» The request: Skip the pictures. Transcribe the rest of the data below without changing a word.

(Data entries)
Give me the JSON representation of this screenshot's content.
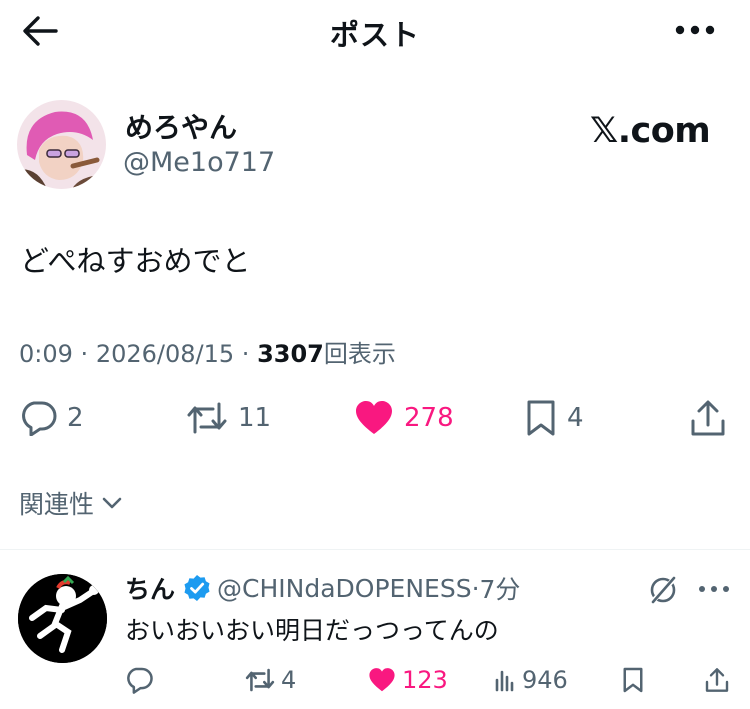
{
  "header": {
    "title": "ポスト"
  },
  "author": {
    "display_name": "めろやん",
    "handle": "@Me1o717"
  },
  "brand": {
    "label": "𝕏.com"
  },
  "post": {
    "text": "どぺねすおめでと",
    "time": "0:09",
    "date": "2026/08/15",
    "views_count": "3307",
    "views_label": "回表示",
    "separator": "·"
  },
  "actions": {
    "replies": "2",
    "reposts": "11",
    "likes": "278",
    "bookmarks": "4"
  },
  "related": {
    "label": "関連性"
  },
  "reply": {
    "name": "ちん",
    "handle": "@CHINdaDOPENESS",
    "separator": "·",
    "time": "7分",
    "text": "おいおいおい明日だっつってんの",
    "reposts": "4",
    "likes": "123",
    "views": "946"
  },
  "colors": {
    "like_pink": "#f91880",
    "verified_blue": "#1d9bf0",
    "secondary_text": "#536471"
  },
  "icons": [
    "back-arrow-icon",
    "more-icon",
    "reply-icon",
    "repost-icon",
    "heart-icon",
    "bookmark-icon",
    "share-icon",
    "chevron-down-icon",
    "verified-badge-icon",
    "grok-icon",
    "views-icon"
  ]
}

» Answer to the exercise:
Give me the JSON representation of this screenshot's content.
{
  "header": {
    "title": "ポスト"
  },
  "author": {
    "display_name": "めろやん",
    "handle": "@Me1o717"
  },
  "brand": {
    "label": "𝕏.com"
  },
  "post": {
    "text": "どぺねすおめでと",
    "time": "0:09",
    "date": "2026/08/15",
    "views_count": "3307",
    "views_label": "回表示",
    "separator": "·"
  },
  "actions": {
    "replies": "2",
    "reposts": "11",
    "likes": "278",
    "bookmarks": "4"
  },
  "related": {
    "label": "関連性"
  },
  "reply": {
    "name": "ちん",
    "handle": "@CHINdaDOPENESS",
    "separator": "·",
    "time": "7分",
    "text": "おいおいおい明日だっつってんの",
    "reposts": "4",
    "likes": "123",
    "views": "946"
  },
  "colors": {
    "like_pink": "#f91880",
    "verified_blue": "#1d9bf0",
    "secondary_text": "#536471"
  },
  "icons": [
    "back-arrow-icon",
    "more-icon",
    "reply-icon",
    "repost-icon",
    "heart-icon",
    "bookmark-icon",
    "share-icon",
    "chevron-down-icon",
    "verified-badge-icon",
    "grok-icon",
    "views-icon"
  ]
}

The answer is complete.